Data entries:
>>>>>

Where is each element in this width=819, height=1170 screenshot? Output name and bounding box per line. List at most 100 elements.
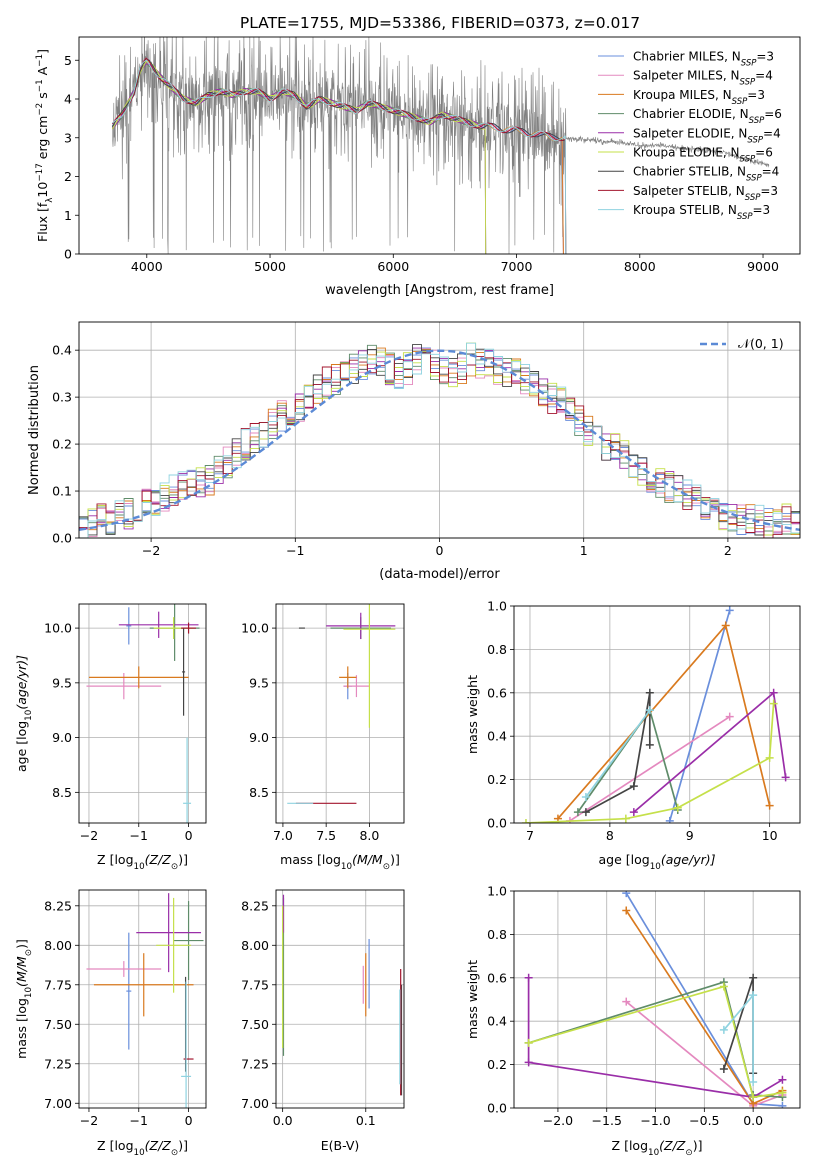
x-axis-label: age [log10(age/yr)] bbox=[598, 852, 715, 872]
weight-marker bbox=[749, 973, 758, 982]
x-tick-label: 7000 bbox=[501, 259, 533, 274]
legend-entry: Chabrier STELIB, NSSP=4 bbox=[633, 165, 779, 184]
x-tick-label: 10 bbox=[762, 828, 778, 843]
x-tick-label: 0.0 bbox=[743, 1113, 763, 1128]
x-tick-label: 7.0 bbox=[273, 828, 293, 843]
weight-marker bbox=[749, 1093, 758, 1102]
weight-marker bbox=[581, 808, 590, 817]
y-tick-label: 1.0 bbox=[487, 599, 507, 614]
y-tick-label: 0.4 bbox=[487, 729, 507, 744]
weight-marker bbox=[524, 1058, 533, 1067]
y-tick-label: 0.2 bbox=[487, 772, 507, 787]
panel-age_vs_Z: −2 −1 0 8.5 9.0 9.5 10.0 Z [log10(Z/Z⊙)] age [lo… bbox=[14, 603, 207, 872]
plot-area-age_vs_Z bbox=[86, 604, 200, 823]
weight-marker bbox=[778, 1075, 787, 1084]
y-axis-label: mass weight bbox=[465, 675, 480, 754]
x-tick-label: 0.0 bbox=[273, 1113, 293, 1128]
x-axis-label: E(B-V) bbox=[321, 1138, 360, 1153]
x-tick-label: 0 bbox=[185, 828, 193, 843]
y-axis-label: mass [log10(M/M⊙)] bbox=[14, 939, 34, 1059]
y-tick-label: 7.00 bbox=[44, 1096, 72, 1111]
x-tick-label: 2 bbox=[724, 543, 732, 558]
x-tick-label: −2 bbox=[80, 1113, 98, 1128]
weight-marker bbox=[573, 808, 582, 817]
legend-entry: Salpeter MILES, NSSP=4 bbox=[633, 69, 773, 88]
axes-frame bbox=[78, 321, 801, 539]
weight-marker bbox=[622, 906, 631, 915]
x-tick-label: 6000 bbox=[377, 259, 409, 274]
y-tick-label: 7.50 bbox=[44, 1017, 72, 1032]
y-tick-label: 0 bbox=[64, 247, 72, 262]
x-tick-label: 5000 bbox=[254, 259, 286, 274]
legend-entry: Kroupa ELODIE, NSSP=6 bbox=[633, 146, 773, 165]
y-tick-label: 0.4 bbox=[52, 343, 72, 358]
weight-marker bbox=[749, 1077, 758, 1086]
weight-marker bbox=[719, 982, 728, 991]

<<<<<

Give the lines of the material between the line holding "x-axis-label: age [log10(age/yr)]" and the line holding "y-tick-label: 7.00 bbox=[44, 1096, 72, 1111]", inclusive, as a JSON list of strings with one string per line. Leave out any blank lines.

• Complete response
[
  "x-axis-label: age [log10(age/yr)] bbox=[598, 852, 715, 872]",
  "weight-marker bbox=[749, 973, 758, 982]",
  "x-tick-label: 7000 bbox=[501, 259, 533, 274]",
  "legend-entry: Chabrier STELIB, NSSP=4 bbox=[633, 165, 779, 184]",
  "x-tick-label: 10 bbox=[762, 828, 778, 843]",
  "x-tick-label: 0.0 bbox=[743, 1113, 763, 1128]",
  "x-tick-label: 7.0 bbox=[273, 828, 293, 843]",
  "weight-marker bbox=[749, 1093, 758, 1102]",
  "weight-marker bbox=[581, 808, 590, 817]",
  "y-tick-label: 1.0 bbox=[487, 599, 507, 614]",
  "y-tick-label: 0.4 bbox=[487, 729, 507, 744]",
  "weight-marker bbox=[524, 1058, 533, 1067]",
  "y-tick-label: 0.2 bbox=[487, 772, 507, 787]",
  "panel-age_vs_Z: −2 −1 0 8.5 9.0 9.5 10.0 Z [log10(Z/Z⊙)] age [lo… bbox=[14, 603, 207, 872]",
  "plot-area-age_vs_Z bbox=[86, 604, 200, 823]",
  "weight-marker bbox=[778, 1075, 787, 1084]",
  "y-axis-label: mass weight bbox=[465, 675, 480, 754]",
  "x-tick-label: 0.0 bbox=[273, 1113, 293, 1128]",
  "x-axis-label: E(B-V) bbox=[321, 1138, 360, 1153]",
  "x-tick-label: 0 bbox=[185, 828, 193, 843]",
  "y-axis-label: mass [log10(M/M⊙)] bbox=[14, 939, 34, 1059]",
  "y-tick-label: 7.00 bbox=[44, 1096, 72, 1111]"
]